* MATERIALS PROVIDED:
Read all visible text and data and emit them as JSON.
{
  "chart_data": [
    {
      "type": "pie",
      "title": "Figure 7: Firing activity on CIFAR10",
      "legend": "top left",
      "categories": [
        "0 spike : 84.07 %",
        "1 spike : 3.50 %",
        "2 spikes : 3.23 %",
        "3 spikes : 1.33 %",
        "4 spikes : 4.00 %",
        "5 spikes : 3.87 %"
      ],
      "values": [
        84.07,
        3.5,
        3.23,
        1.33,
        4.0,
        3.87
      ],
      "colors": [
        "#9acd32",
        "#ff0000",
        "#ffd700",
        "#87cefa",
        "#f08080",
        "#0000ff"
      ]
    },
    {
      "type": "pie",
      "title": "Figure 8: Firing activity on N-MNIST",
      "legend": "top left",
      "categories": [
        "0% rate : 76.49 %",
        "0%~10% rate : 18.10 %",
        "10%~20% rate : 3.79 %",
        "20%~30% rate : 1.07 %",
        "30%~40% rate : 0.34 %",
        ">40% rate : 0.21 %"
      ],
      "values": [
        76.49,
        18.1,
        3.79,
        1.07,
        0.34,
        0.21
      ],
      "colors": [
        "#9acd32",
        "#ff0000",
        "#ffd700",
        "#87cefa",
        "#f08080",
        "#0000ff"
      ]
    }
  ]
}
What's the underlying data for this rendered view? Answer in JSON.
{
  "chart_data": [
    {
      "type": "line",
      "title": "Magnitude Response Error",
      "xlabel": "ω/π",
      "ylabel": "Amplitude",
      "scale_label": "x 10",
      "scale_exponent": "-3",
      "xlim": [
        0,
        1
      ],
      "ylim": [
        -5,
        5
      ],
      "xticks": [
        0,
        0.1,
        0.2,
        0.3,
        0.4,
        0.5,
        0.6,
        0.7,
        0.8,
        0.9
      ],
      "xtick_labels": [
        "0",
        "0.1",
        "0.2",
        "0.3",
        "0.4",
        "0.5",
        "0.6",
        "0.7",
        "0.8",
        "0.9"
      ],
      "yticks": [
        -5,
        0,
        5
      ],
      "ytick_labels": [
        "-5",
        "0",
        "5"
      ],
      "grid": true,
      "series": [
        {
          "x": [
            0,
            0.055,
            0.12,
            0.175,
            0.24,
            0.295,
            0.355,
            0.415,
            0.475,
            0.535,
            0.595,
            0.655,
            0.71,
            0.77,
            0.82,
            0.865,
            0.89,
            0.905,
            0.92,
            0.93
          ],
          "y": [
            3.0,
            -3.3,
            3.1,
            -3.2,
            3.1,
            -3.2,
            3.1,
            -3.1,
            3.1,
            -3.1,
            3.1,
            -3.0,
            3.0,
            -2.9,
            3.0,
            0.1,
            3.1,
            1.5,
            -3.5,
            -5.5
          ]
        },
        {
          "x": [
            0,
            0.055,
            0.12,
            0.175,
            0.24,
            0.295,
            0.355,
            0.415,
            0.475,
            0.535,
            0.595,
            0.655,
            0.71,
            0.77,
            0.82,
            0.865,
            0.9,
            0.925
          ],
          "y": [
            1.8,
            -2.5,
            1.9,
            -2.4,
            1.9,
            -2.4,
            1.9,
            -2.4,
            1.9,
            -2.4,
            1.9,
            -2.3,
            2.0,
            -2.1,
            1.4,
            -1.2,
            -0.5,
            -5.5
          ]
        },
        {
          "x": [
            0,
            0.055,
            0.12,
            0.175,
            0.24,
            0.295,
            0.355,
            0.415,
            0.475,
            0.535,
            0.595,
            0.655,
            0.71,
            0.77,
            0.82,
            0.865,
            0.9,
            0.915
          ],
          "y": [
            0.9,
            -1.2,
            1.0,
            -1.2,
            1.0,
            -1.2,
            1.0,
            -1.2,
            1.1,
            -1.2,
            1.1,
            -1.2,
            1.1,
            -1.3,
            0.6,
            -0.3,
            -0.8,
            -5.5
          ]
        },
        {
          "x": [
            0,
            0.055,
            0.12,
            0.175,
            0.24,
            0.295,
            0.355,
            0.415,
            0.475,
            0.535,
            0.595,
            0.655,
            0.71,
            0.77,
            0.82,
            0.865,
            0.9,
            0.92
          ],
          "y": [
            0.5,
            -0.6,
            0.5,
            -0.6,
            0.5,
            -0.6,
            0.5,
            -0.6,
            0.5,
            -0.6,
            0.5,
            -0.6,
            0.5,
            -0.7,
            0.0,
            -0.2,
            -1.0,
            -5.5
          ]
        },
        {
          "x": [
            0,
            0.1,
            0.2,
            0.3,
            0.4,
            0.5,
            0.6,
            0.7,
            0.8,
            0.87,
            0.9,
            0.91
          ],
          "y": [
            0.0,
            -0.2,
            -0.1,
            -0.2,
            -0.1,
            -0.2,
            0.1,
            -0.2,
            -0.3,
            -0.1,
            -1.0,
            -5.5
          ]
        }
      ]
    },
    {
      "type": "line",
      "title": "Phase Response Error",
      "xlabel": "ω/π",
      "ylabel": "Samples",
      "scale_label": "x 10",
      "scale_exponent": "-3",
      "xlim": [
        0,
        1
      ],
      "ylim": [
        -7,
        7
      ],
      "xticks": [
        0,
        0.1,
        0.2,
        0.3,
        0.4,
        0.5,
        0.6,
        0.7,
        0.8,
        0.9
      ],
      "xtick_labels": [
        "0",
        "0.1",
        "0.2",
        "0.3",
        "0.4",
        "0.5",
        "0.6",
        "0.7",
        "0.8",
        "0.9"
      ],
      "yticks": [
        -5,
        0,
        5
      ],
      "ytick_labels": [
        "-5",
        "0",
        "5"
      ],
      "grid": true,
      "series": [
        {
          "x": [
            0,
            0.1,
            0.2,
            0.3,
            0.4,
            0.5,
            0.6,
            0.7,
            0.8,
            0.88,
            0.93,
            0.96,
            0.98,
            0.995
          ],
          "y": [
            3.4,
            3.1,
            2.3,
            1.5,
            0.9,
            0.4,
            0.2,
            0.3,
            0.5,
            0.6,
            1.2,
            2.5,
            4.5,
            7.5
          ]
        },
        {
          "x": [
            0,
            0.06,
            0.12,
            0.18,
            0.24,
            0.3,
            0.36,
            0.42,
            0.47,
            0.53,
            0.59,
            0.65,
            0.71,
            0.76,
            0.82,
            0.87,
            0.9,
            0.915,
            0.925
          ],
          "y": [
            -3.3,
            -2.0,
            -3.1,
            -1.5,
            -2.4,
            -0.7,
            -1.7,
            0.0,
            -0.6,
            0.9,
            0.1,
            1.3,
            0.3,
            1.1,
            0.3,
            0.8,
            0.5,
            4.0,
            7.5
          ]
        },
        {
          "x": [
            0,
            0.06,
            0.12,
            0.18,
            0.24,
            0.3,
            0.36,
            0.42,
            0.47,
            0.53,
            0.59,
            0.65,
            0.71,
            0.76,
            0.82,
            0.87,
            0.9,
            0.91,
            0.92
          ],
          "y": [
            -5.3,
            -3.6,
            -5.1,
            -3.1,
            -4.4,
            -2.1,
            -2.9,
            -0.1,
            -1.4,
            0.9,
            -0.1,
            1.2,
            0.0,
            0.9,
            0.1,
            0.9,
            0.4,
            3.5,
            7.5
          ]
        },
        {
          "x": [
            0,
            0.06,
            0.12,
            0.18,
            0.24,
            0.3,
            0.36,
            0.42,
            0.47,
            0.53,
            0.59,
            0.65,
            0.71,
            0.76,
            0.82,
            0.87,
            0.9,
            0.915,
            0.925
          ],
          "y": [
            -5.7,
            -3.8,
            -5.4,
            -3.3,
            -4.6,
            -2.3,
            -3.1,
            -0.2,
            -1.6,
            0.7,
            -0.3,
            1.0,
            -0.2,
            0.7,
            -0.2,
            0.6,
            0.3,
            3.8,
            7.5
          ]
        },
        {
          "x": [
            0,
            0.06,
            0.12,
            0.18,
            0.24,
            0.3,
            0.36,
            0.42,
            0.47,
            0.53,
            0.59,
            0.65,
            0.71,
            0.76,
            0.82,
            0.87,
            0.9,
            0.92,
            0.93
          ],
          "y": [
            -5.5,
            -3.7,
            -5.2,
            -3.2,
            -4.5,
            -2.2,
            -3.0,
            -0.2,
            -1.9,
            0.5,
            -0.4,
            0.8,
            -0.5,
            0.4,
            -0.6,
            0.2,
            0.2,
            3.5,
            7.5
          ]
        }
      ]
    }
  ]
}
--
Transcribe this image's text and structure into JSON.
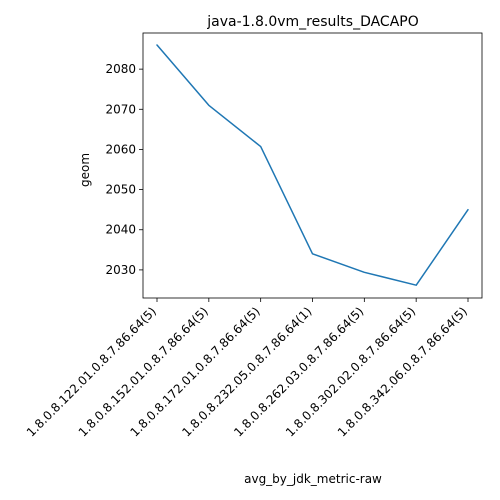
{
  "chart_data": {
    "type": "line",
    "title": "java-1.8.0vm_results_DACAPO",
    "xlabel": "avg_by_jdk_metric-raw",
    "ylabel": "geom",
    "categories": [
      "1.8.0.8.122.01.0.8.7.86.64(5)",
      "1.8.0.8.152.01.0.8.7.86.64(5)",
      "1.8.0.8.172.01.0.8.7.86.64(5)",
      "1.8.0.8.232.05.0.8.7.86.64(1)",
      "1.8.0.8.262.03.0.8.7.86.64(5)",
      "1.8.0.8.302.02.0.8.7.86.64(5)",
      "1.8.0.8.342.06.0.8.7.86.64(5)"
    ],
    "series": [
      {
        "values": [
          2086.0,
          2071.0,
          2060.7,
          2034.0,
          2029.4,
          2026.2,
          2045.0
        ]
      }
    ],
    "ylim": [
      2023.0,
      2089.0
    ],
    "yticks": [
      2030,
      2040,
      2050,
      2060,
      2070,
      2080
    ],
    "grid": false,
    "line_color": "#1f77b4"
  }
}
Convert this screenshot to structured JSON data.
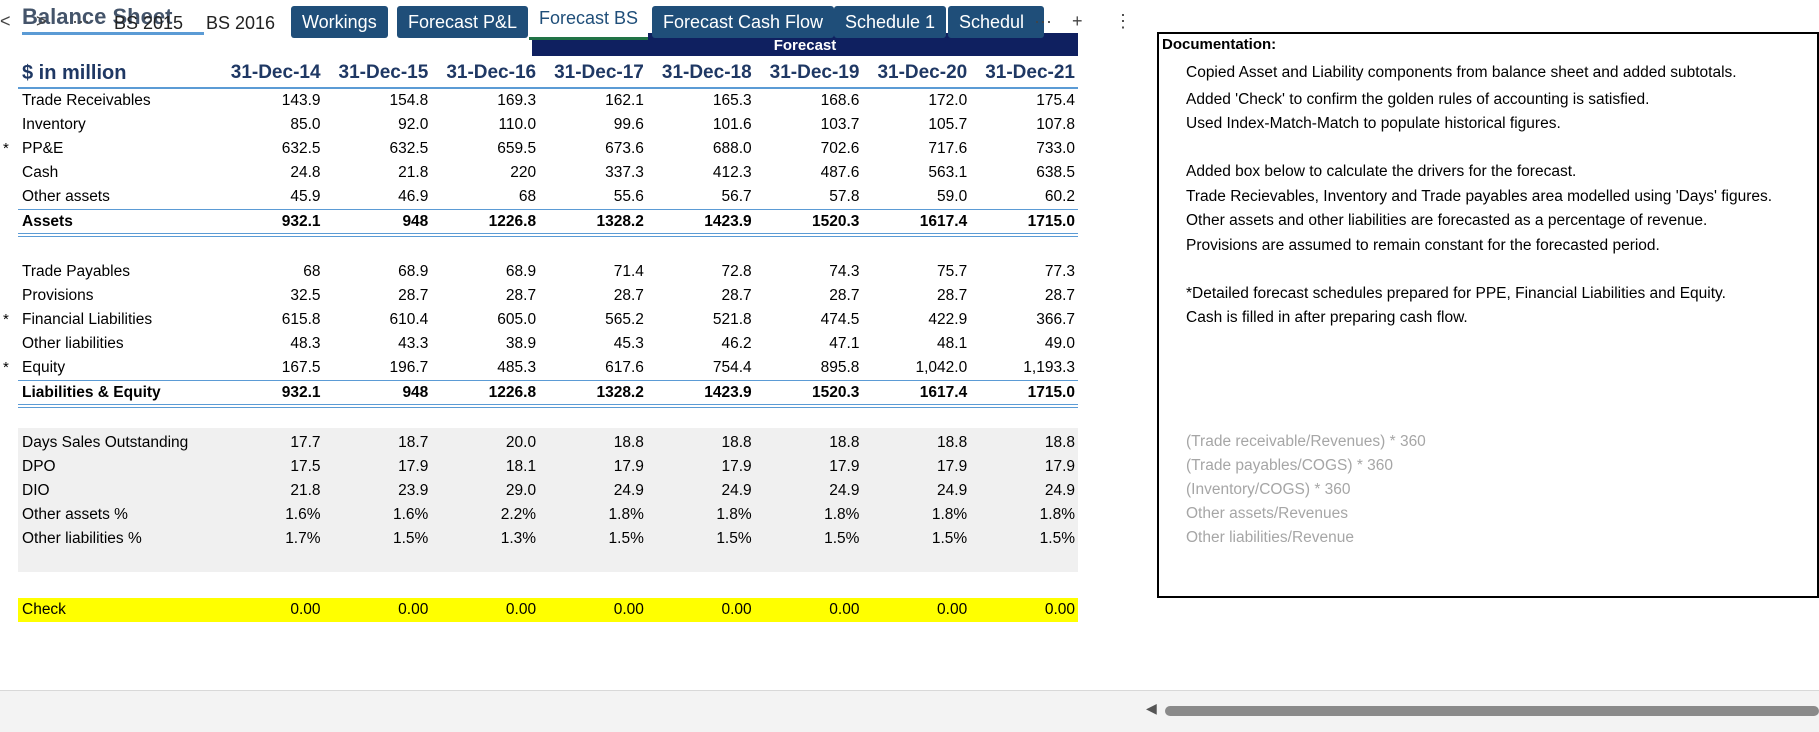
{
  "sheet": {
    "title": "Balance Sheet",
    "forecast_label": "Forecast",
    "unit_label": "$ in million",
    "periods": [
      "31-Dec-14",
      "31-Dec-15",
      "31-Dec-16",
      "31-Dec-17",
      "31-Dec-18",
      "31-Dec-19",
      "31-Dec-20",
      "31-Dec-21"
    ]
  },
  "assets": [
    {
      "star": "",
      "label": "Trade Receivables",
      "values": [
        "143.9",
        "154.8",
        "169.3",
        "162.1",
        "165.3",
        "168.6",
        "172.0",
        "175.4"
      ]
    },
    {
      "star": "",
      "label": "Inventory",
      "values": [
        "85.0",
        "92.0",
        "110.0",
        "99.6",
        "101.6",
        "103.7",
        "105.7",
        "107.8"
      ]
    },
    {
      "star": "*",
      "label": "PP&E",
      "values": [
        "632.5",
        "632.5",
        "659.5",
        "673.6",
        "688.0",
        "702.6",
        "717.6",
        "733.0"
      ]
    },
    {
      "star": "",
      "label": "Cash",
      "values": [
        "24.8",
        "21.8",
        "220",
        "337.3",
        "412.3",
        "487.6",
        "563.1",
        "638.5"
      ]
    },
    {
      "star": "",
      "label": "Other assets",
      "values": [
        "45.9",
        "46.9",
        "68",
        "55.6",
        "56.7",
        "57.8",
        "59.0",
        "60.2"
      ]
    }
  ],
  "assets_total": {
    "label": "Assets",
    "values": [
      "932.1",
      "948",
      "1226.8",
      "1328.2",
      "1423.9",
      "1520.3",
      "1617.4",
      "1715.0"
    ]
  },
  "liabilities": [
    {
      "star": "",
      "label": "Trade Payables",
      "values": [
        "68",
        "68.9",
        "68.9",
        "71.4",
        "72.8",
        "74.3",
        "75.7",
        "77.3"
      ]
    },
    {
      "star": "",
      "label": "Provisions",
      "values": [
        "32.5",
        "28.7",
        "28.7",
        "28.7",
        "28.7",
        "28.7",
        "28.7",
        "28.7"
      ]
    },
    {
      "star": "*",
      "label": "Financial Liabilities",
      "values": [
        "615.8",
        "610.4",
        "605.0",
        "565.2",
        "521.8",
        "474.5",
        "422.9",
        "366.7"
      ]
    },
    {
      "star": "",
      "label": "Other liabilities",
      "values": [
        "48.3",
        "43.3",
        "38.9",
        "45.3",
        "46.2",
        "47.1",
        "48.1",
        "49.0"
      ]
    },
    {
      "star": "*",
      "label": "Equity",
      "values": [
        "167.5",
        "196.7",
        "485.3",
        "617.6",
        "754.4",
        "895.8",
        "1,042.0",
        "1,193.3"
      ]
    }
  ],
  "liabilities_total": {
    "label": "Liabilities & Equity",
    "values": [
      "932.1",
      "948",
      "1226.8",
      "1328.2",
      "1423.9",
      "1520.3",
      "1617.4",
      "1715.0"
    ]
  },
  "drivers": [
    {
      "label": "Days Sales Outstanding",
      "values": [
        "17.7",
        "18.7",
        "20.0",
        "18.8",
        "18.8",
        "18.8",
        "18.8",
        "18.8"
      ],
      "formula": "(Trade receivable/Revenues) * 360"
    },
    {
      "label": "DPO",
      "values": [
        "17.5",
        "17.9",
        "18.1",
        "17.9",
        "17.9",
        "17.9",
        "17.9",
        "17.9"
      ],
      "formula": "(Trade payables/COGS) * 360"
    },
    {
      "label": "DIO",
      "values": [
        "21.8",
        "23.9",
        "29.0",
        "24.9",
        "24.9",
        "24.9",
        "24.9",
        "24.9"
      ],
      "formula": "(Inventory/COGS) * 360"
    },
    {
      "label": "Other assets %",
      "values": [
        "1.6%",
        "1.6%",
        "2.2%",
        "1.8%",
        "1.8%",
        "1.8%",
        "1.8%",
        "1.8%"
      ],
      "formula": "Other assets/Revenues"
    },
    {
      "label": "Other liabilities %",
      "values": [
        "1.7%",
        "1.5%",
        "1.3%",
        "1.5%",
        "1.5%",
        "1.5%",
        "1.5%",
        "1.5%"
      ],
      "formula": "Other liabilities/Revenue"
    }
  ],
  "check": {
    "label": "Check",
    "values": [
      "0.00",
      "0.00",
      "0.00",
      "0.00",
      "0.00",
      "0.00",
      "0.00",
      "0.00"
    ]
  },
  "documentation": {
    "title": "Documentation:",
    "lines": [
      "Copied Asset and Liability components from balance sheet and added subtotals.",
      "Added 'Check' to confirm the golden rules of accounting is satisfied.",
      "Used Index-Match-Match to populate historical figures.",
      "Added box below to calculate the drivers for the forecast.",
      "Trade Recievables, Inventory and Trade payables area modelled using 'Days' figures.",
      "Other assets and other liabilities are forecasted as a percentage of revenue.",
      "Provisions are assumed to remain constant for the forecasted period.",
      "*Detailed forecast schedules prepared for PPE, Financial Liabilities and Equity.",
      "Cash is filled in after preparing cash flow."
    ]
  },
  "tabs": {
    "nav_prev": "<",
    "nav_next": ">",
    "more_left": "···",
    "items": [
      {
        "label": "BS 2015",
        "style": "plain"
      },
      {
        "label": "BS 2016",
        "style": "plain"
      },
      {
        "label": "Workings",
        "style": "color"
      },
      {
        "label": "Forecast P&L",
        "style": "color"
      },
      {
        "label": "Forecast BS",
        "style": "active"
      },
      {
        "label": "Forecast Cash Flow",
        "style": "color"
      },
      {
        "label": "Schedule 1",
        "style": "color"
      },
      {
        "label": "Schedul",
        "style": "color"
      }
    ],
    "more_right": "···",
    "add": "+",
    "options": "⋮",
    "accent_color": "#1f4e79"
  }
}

* TASK TO CARRY OUT: Identify the lines above with the word "forecasted". Copy them.

* WORKED ANSWER:
      "Other assets and other liabilities are forecasted as a percentage of revenue.",
      "Provisions are assumed to remain constant for the forecasted period.",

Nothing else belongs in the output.